____ PAGE EXCERPT
One way to parallelize predictions in a stateless manner (similar to using lambdas) is to use Ray tasks. Each time a Ray task is called, it loads the trained model from the local object store in order to perform inference. 

This approach allows the prediction task to be stateless, but it incurs the overhead of loading the model each time it is called. This may not be a significant issue for small models, but larger models may experience bottlenecks when loading.

In [None]:
# Use decorator to designate this as a remote function.
@ray.remote
def inference_task(
    model: SegformerForSemanticSegmentation,
    feature_extractor: SegformerFeatureExtractor,
    images: list[JpegImageFile],
) -> list[np.array]:
    # The `predict` function is the same one defined earlier in Part 3.
    return predict(
        model=model,
        feature_extractor=feature_extractor,
        images=images,
    )

<div class="alert alert-warning">
  <strong>Tip</strong>: Batches should be large enough to avoid the anti-pattern of having  <a href="https://docs.ray.io/en/latest/ray-core/patterns/too-fine-grained-tasks.html"> tasks which are too fine-grained</a>.
________
◆ **THE REQUEST**
In the page excerpt, what overhead is incurred when a stateless Ray task is used for prediction?
____ RECORD SET
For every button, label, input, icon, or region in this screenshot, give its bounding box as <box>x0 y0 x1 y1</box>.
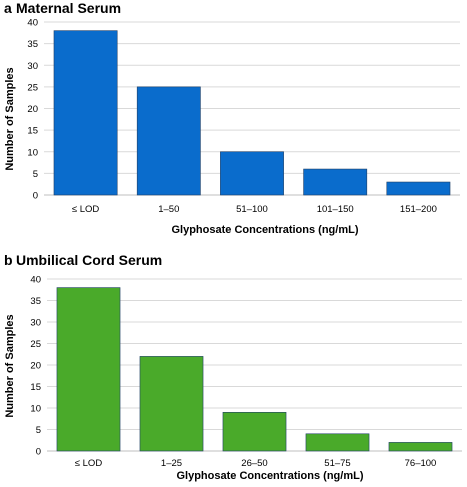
x-tick-label: 51–75 <box>324 458 350 469</box>
x-axis-label: Glyphosate Concentrations (ng/mL) <box>176 470 363 482</box>
y-tick-label: 40 <box>30 275 41 286</box>
bar-maternal-0 <box>53 30 118 196</box>
panel-letter-b: b <box>4 252 13 268</box>
bar-maternal-3 <box>303 168 368 196</box>
x-tick-label: ≤ LOD <box>75 458 103 469</box>
chart-title-maternal: Maternal Serum <box>16 0 121 16</box>
bar-umbilical-4 <box>388 442 453 452</box>
x-tick-label: 151–200 <box>400 204 437 215</box>
panel-letter-a: a <box>4 0 12 16</box>
y-ticks: 0 5 10 15 20 25 30 35 40 <box>30 275 41 458</box>
y-tick-label: 25 <box>30 339 41 350</box>
bar-umbilical-1 <box>139 356 204 452</box>
bars <box>53 30 451 196</box>
y-tick-label: 20 <box>27 104 38 115</box>
x-tick-label: 101–150 <box>317 204 354 215</box>
y-axis-label: Number of Samples <box>4 314 16 417</box>
bar-maternal-1 <box>136 86 201 196</box>
y-tick-label: 5 <box>33 169 38 180</box>
x-tick-label: 1–25 <box>161 458 182 469</box>
y-tick-label: 5 <box>36 425 41 436</box>
umbilical-cord-serum-chart: b Umbilical Cord Serum 0510152025303540 … <box>4 252 462 482</box>
y-tick-label: 35 <box>30 296 41 307</box>
x-axis-label: Glyphosate Concentrations (ng/mL) <box>171 224 358 236</box>
x-ticks: ≤ LOD 1–50 51–100 101–150 151–200 <box>72 204 437 215</box>
y-tick-label: 15 <box>30 382 41 393</box>
bar-maternal-2 <box>220 151 284 196</box>
y-tick-label: 20 <box>30 361 41 372</box>
x-tick-label: 1–50 <box>158 204 179 215</box>
bar-umbilical-3 <box>305 433 370 452</box>
y-tick-label: 30 <box>27 61 38 72</box>
x-tick-label: 76–100 <box>405 458 437 469</box>
maternal-serum-chart: a Maternal Serum 0 5 10 15 20 25 30 35 40 ≤ LOD 1… <box>4 0 460 236</box>
y-tick-label: 25 <box>27 82 38 93</box>
y-tick-label: 35 <box>27 39 38 50</box>
x-tick-label: 26–50 <box>241 458 267 469</box>
y-tick-label: 0 <box>36 447 41 458</box>
x-tick-label: ≤ LOD <box>72 204 100 215</box>
y-tick-label: 40 <box>27 18 38 29</box>
bars <box>56 287 453 452</box>
y-tick-label: 30 <box>30 318 41 329</box>
bar-maternal-4 <box>386 181 451 196</box>
y-tick-label: 15 <box>27 126 38 137</box>
y-axis-label: Number of Samples <box>4 67 16 170</box>
bar-umbilical-2 <box>222 412 287 452</box>
y-ticks: 0 5 10 15 20 25 30 35 40 <box>27 18 38 202</box>
y-tick-label: 10 <box>27 147 38 158</box>
x-ticks: ≤ LOD 1–25 26–50 51–75 76–100 <box>75 458 437 469</box>
chart-title-umbilical: Umbilical Cord Serum <box>16 252 162 268</box>
y-tick-label: 0 <box>33 191 38 202</box>
y-tick-label: 10 <box>30 404 41 415</box>
x-tick-label: 51–100 <box>236 204 268 215</box>
bar-umbilical-0 <box>56 287 121 452</box>
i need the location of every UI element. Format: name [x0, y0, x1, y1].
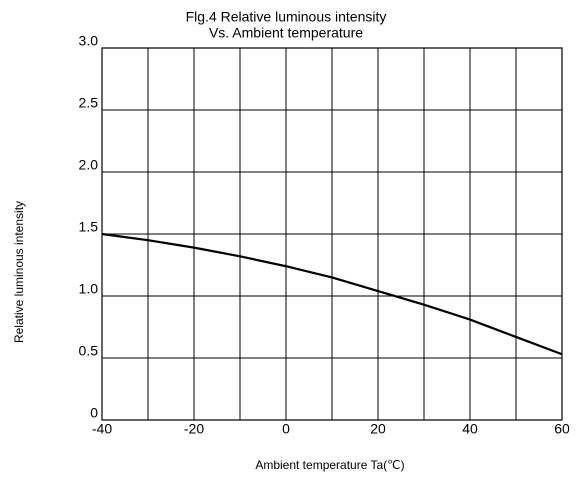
y-axis-label: Relative luminous intensity	[12, 201, 26, 343]
x-tick-label: -20	[184, 421, 204, 437]
x-tick-label: 0	[282, 421, 290, 437]
y-tick-label: 0	[90, 405, 98, 421]
x-tick-label: -40	[92, 421, 112, 437]
x-tick-label: 40	[462, 421, 478, 437]
y-tick-label: 2.0	[79, 157, 99, 173]
y-tick-label: 3.0	[79, 33, 99, 49]
x-tick-label: 60	[554, 421, 570, 437]
chart-title: Flg.4 Relative luminous intensity	[186, 9, 387, 25]
y-tick-label: 2.5	[79, 95, 99, 111]
chart-title: Vs. Ambient temperature	[209, 25, 363, 41]
x-tick-label: 20	[370, 421, 386, 437]
data-line	[101, 232, 563, 356]
x-axis-label: Ambient temperature Ta(℃)	[255, 458, 404, 472]
y-tick-label: 0.5	[79, 343, 99, 359]
y-tick-label: 1.5	[79, 219, 99, 235]
y-tick-label: 1.0	[79, 281, 99, 297]
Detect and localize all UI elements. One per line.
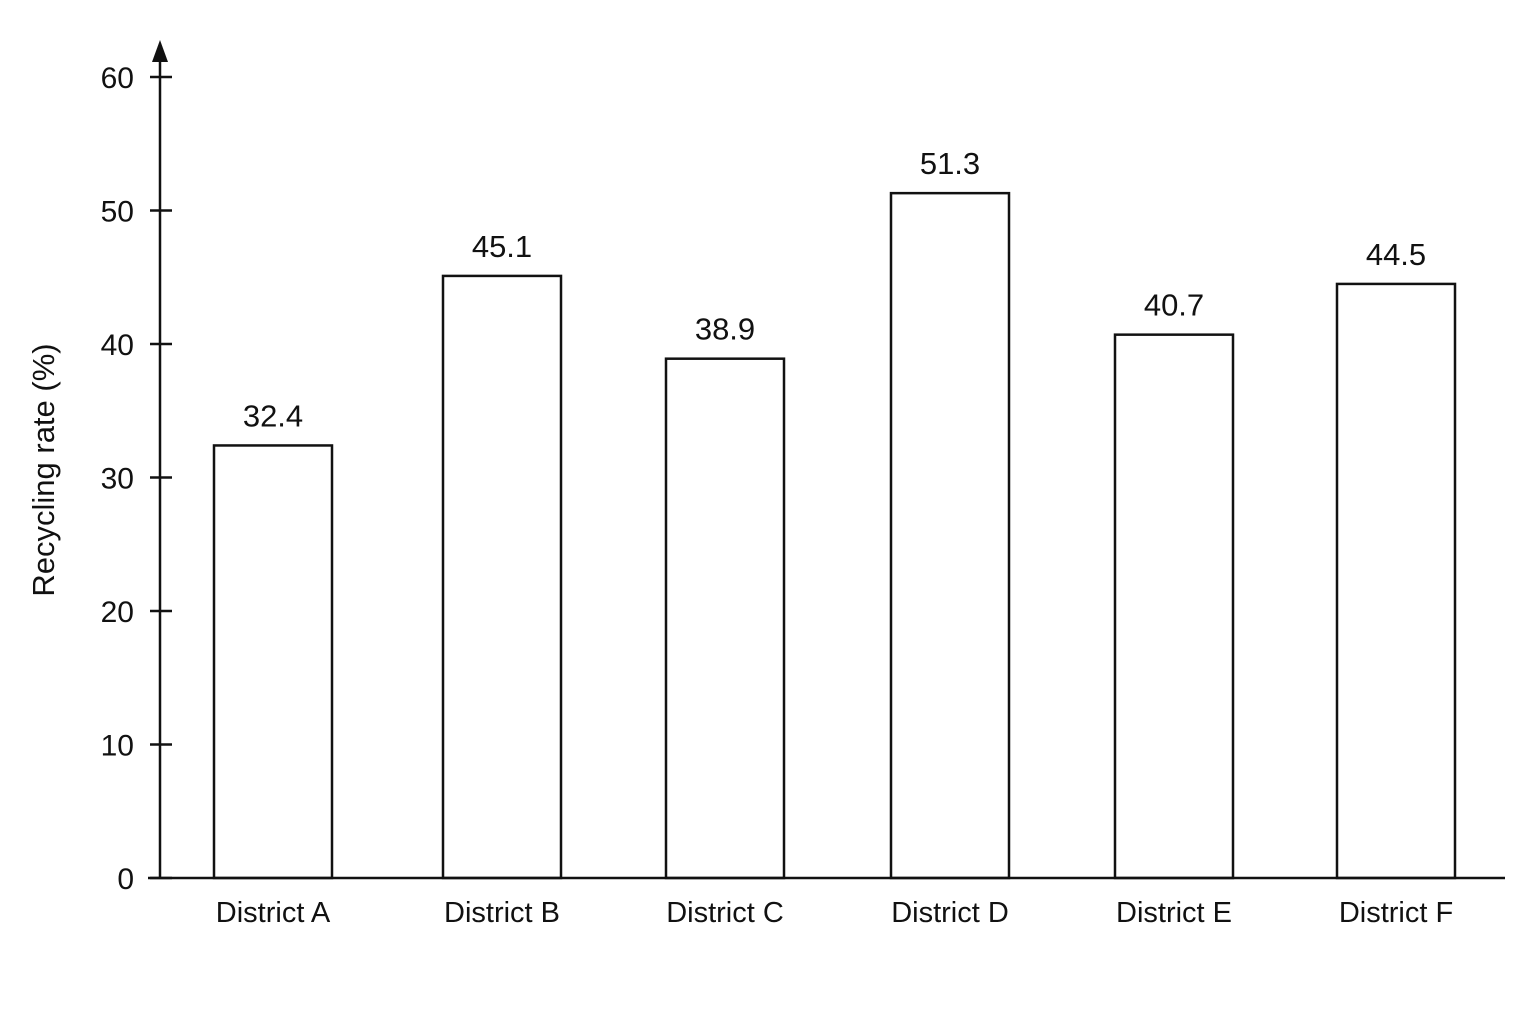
bar-value-label: 40.7 <box>1144 288 1204 323</box>
category-labels: District A District B District C District D… <box>216 897 1453 929</box>
bar <box>889 191 1011 880</box>
bar-value-label: 32.4 <box>243 398 303 433</box>
y-tick-label: 50 <box>101 196 134 229</box>
bar <box>664 357 786 880</box>
bar-value-label: 38.9 <box>695 312 755 347</box>
y-axis-title: Recycling rate (%) <box>26 343 61 596</box>
bar <box>212 444 334 880</box>
y-tick-label: 60 <box>101 62 134 95</box>
y-tick-label: 40 <box>101 329 134 362</box>
y-tick-label: 30 <box>101 463 134 496</box>
y-axis-ticks: 0 10 20 30 40 50 60 <box>101 62 172 896</box>
data-labels: 32.4 45.1 38.9 51.3 40.7 44.5 <box>243 146 1426 433</box>
category-label: District C <box>666 897 784 929</box>
bar-value-label: 51.3 <box>920 146 980 181</box>
bar-value-label: 45.1 <box>472 229 532 264</box>
y-tick-label: 20 <box>101 596 134 629</box>
category-label: District B <box>444 897 560 929</box>
category-label: District F <box>1339 897 1453 929</box>
y-tick-label: 0 <box>117 863 134 896</box>
y-axis-arrow <box>152 40 168 62</box>
category-label: District A <box>216 897 331 929</box>
bar <box>1335 282 1457 880</box>
category-label: District E <box>1116 897 1232 929</box>
bars <box>212 191 1457 880</box>
bar-value-label: 44.5 <box>1366 237 1426 272</box>
category-label: District D <box>891 897 1009 929</box>
y-tick-label: 10 <box>101 730 134 763</box>
bar <box>1113 333 1235 880</box>
bar <box>441 274 563 880</box>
________
◆ **ANSWER TO THE PROBLEM**
The overhead of loading the model each time the task is called.